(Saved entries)
---

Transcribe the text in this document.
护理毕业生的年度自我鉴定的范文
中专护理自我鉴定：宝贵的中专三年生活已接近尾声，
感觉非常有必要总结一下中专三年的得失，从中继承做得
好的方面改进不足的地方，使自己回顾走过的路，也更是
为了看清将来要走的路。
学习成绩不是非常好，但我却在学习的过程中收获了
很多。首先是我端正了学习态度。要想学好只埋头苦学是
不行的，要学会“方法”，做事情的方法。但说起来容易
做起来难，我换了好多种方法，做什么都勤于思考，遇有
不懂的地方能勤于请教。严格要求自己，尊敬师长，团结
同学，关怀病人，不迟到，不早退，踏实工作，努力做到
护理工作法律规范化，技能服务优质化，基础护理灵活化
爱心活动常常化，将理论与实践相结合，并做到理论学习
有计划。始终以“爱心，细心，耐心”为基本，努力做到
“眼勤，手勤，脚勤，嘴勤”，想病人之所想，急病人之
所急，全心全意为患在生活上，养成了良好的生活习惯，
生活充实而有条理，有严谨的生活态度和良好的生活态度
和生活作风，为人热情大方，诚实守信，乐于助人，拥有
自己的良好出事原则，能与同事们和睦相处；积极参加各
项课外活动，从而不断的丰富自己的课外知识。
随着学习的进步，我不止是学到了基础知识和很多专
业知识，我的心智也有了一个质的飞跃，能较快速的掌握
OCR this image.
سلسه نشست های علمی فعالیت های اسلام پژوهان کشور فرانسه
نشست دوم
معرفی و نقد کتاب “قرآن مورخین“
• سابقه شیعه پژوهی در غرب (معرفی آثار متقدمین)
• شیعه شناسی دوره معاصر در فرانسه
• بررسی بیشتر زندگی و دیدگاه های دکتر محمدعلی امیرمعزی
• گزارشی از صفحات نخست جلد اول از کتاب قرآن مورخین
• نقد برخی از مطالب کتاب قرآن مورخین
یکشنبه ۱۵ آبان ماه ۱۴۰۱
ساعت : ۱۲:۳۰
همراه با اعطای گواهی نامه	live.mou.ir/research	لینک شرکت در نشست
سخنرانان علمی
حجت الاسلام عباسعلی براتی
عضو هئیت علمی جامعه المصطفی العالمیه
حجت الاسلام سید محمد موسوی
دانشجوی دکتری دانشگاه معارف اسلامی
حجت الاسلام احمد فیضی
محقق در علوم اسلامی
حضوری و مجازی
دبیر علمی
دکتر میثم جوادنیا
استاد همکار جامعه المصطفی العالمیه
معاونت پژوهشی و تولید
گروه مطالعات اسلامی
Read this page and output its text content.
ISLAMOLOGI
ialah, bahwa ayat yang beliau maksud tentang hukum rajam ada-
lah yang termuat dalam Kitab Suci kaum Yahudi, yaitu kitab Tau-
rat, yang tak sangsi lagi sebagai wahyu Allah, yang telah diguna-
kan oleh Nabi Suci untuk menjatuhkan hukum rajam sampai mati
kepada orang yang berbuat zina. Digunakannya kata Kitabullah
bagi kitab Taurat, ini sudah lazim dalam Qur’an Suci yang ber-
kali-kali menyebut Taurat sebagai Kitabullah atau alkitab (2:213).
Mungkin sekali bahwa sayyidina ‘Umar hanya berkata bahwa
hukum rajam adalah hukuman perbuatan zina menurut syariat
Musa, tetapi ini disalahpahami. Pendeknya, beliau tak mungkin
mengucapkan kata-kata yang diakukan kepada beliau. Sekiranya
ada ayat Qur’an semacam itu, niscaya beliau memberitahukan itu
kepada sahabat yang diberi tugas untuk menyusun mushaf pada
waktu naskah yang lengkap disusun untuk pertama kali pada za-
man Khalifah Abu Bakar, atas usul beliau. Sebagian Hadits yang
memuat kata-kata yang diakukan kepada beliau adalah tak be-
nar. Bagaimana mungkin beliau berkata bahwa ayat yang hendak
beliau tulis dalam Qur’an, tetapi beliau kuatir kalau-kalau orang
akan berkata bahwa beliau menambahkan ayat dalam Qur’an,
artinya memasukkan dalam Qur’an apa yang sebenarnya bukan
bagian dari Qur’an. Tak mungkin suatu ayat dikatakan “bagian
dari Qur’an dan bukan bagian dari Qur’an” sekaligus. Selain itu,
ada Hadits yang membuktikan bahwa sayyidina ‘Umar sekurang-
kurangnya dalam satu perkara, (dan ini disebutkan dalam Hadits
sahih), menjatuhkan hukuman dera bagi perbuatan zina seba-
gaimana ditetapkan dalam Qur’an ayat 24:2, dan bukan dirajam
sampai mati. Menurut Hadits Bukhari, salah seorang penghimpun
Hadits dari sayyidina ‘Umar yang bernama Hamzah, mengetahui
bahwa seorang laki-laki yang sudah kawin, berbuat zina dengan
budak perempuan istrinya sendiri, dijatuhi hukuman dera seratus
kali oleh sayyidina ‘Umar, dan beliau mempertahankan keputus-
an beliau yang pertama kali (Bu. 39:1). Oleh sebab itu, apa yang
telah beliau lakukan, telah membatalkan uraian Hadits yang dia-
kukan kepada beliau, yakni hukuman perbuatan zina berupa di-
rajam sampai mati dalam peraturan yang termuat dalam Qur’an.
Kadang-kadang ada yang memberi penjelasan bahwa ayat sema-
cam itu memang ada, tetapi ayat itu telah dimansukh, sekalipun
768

---

What is the number of lines holding the word "bukan"? State it alone.

3